▸ **Stored rows**
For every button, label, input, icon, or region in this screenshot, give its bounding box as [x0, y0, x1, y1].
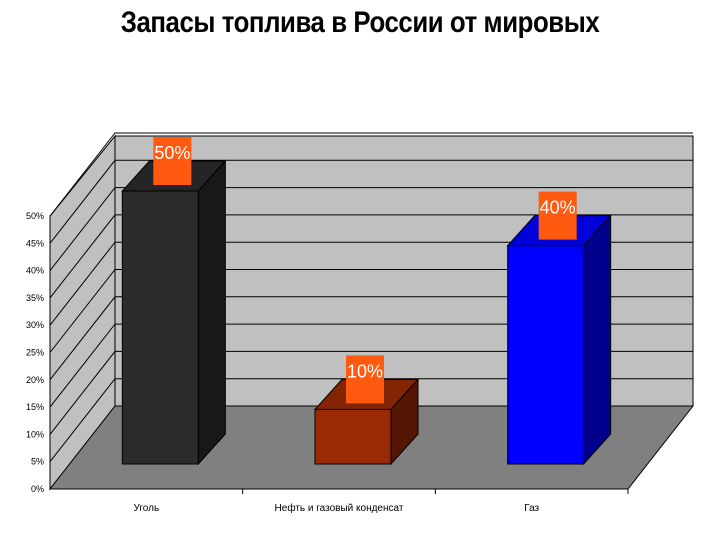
y-tick-label: 15%	[26, 402, 44, 412]
data-label-box	[153, 137, 192, 185]
x-tick-label: Уголь	[133, 503, 159, 514]
bar-3	[506, 214, 612, 466]
y-tick-label: 45%	[26, 238, 44, 248]
bar-front	[121, 190, 199, 465]
x-tick-labels: Уголь Нефть и газовый конденсат Газ	[133, 502, 539, 514]
y-tick-label: 30%	[26, 320, 44, 330]
data-label: 40%	[540, 198, 576, 218]
data-label: 10%	[347, 361, 383, 381]
data-label-box	[346, 355, 384, 404]
x-tick-label: Газ	[524, 503, 539, 514]
x-tick-label: Нефть и газовый конденсат	[275, 502, 404, 514]
chart-title: Запасы топлива в России от мировых	[120, 6, 600, 39]
data-label-box	[538, 191, 577, 240]
y-tick-label: 0%	[31, 484, 44, 494]
data-label: 50%	[154, 143, 190, 163]
gridline-4	[49, 296, 693, 381]
y-tick-label: 25%	[26, 348, 44, 358]
y-tick-label: 50%	[26, 211, 44, 221]
bar-side	[390, 378, 419, 466]
y-tick-label: 20%	[26, 375, 44, 385]
bar-front	[314, 408, 392, 465]
gridline-1	[49, 378, 693, 463]
y-tick-label: 40%	[26, 266, 44, 276]
gridline-5	[49, 269, 693, 353]
axes	[49, 216, 629, 494]
gridline-3	[49, 323, 693, 408]
data-labels: 50% 10% 40%	[153, 137, 577, 404]
gridlines	[49, 132, 693, 463]
y-tick-label: 10%	[26, 429, 44, 439]
y-tick-labels: 0% 5% 10% 15% 20% 25% 30% 35% 40% 45% 50%	[26, 211, 44, 494]
bar-front	[507, 245, 585, 465]
bar-1	[121, 159, 227, 466]
gridline-10	[49, 132, 693, 217]
gridline-6	[49, 241, 693, 326]
bar-side	[583, 214, 612, 466]
bar-side	[197, 159, 226, 466]
gridline-9	[49, 159, 693, 244]
gridline-8	[49, 187, 693, 271]
gridline-2	[49, 350, 693, 435]
y-tick-label: 5%	[31, 457, 44, 467]
y-tick-label: 35%	[26, 293, 44, 303]
gridline-7	[49, 214, 693, 299]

▸ **Prompt**
Please rewrite the listing from the line with "402, 44, 412]" to the line with "190, 199, 465]", replacing "y-tick-label" with "y-axis-label" and leaving everything else unchanged.

▸ **Result for this exercise**
y-axis-label: 15%	[26, 402, 44, 412]
data-label-box	[153, 137, 192, 185]
x-tick-label: Уголь	[133, 503, 159, 514]
bar-3	[506, 214, 612, 466]
y-axis-label: 45%	[26, 238, 44, 248]
bar-front	[121, 190, 199, 465]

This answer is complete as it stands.